__WHAT YOU ARE ASKED TO DO__
Retype every entry in its entirety, without alteration.

***** DATA TO PROCESS

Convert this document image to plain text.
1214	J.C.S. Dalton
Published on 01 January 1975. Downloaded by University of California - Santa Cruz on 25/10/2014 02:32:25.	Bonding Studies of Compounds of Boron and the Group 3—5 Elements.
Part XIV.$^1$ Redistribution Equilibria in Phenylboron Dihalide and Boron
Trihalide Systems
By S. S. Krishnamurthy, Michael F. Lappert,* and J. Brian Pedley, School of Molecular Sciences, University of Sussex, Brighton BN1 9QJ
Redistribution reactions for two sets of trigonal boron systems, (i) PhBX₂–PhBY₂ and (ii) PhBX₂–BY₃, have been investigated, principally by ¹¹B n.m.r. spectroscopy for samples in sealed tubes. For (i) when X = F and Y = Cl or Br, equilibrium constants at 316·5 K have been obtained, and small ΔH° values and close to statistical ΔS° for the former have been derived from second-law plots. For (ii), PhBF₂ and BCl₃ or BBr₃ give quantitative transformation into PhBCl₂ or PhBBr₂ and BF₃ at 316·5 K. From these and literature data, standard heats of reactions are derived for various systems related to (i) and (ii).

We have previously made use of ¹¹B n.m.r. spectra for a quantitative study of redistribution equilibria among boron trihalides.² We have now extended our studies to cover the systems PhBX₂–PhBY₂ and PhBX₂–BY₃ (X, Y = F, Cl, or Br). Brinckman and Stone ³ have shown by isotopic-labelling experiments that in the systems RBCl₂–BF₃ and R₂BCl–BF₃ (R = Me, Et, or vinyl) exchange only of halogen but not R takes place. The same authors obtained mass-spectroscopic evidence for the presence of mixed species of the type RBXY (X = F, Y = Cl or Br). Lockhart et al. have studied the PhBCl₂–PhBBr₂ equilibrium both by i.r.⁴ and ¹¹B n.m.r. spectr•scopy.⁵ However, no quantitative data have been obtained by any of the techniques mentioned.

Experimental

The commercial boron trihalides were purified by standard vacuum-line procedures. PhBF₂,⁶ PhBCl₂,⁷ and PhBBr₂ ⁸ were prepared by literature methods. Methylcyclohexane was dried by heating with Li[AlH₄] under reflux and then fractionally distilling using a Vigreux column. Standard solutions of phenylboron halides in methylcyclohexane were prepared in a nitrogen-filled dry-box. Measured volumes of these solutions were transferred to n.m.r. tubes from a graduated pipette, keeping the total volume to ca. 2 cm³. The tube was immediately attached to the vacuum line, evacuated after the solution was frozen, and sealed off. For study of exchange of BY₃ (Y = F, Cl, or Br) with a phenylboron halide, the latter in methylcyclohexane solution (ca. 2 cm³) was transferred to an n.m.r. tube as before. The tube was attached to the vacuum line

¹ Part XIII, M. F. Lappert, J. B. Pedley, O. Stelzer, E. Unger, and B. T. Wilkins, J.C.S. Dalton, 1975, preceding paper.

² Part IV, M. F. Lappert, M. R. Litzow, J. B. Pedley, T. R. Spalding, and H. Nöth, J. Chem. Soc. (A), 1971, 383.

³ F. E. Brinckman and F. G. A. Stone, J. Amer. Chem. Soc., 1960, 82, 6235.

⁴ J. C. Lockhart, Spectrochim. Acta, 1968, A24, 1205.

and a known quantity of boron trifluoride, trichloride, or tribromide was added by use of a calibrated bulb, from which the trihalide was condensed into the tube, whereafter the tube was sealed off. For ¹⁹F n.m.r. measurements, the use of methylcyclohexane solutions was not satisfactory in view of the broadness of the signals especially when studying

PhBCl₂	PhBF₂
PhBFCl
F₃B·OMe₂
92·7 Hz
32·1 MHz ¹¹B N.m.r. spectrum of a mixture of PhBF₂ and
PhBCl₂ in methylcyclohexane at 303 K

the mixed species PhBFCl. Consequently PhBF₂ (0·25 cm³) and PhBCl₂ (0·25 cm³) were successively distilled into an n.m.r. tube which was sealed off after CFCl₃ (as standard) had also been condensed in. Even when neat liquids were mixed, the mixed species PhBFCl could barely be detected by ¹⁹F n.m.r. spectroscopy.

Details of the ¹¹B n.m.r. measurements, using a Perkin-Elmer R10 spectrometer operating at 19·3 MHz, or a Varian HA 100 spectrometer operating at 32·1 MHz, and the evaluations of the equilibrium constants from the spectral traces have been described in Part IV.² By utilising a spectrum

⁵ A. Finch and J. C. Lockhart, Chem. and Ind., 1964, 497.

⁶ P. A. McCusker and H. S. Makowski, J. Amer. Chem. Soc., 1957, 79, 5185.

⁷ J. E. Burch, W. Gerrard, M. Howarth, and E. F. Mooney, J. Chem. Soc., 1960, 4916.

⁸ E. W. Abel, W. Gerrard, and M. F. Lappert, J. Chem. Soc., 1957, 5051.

**********

__SOLUTION__
Convert this document image to plain text.
1214	J.C.S. Dalton
Published on 01 January 1975. Downloaded by University of California - Santa Cruz on 25/10/2014 02:32:25.	Bonding Studies of Compounds of Boron and the Group 3—5 Elements.
Part XIV.$^1$ Redistribution Equilibria in Phenylboron Dihalide and Boron
Trihalide Systems
By S. S. Krishnamurthy, Michael F. Lappert,* and J. Brian Pedley, School of Molecular Sciences, University of Sussex, Brighton BN1 9QJ
Redistribution reactions for two sets of trigonal boron systems, (i) PhBX₂–PhBY₂ and (ii) PhBX₂–BY₃, have been investigated, principally by ¹¹B n.m.r. spectroscopy for samples in sealed tubes. For (i) when X = F and Y = Cl or Br, equilibrium constants at 316·5 K have been obtained, and small ΔH° values and close to statistical ΔS° for the former have been derived from second-law plots. For (ii), PhBF₂ and BCl₃ or BBr₃ give quantitative transformation into PhBCl₂ or PhBBr₂ and BF₃ at 316·5 K. From these and literature data, standard heats of reactions are derived for various systems related to (i) and (ii).

We have previously made use of ¹¹B n.m.r. spectra for a quantitative study of redistribution equilibria among boron trihalides.² We have now extended our studies to cover the systems PhBX₂–PhBY₂ and PhBX₂–BY₃ (X, Y = F, Cl, or Br). Brinckman and Stone ³ have shown by isotopic-labelling experiments that in the systems RBCl₂–BF₃ and R₂BCl–BF₃ (R = Me, Et, or vinyl) exchange only of halogen but not R takes place. The same authors obtained mass-spectroscopic evidence for the presence of mixed species of the type RBXY (X = F, Y = Cl or Br). Lockhart et al. have studied the PhBCl₂–PhBBr₂ equilibrium both by i.r.⁴ and ¹¹B n.m.r. spectr•scopy.⁵ However, no quantitative data have been obtained by any of the techniques mentioned.

Experimental

The commercial boron trihalides were purified by standard vacuum-line procedures. PhBF₂,⁶ PhBCl₂,⁷ and PhBBr₂ ⁸ were prepared by literature methods. Methylcyclohexane was dried by heating with Li[AlH₄] under reflux and then fractionally distilling using a Vigreux column. Standard solutions of phenylboron halides in methylcyclohexane were prepared in a nitrogen-filled dry-box. Measured volumes of these solutions were transferred to n.m.r. tubes from a graduated pipette, keeping the total volume to ca. 2 cm³. The tube was immediately attached to the vacuum line, evacuated after the solution was frozen, and sealed off. For study of exchange of BY₃ (Y = F, Cl, or Br) with a phenylboron halide, the latter in methylcyclohexane solution (ca. 2 cm³) was transferred to an n.m.r. tube as before. The tube was attached to the vacuum line

¹ Part XIII, M. F. Lappert, J. B. Pedley, O. Stelzer, E. Unger, and B. T. Wilkins, J.C.S. Dalton, 1975, preceding paper.

² Part IV, M. F. Lappert, M. R. Litzow, J. B. Pedley, T. R. Spalding, and H. Nöth, J. Chem. Soc. (A), 1971, 383.

³ F. E. Brinckman and F. G. A. Stone, J. Amer. Chem. Soc., 1960, 82, 6235.

⁴ J. C. Lockhart, Spectrochim. Acta, 1968, A24, 1205.

and a known quantity of boron trifluoride, trichloride, or tribromide was added by use of a calibrated bulb, from which the trihalide was condensed into the tube, whereafter the tube was sealed off. For ¹⁹F n.m.r. measurements, the use of methylcyclohexane solutions was not satisfactory in view of the broadness of the signals especially when studying

PhBCl₂	PhBF₂
PhBFCl
F₃B·OMe₂
92·7 Hz
32·1 MHz ¹¹B N.m.r. spectrum of a mixture of PhBF₂ and
PhBCl₂ in methylcyclohexane at 303 K

the mixed species PhBFCl. Consequently PhBF₂ (0·25 cm³) and PhBCl₂ (0·25 cm³) were successively distilled into an n.m.r. tube which was sealed off after CFCl₃ (as standard) had also been condensed in. Even when neat liquids were mixed, the mixed species PhBFCl could barely be detected by ¹⁹F n.m.r. spectroscopy.

Details of the ¹¹B n.m.r. measurements, using a Perkin-Elmer R10 spectrometer operating at 19·3 MHz, or a Varian HA 100 spectrometer operating at 32·1 MHz, and the evaluations of the equilibrium constants from the spectral traces have been described in Part IV.² By utilising a spectrum

⁵ A. Finch and J. C. Lockhart, Chem. and Ind., 1964, 497.

⁶ P. A. McCusker and H. S. Makowski, J. Amer. Chem. Soc., 1957, 79, 5185.

⁷ J. E. Burch, W. Gerrard, M. Howarth, and E. F. Mooney, J. Chem. Soc., 1960, 4916.

⁸ E. W. Abel, W. Gerrard, and M. F. Lappert, J. Chem. Soc., 1957, 5051.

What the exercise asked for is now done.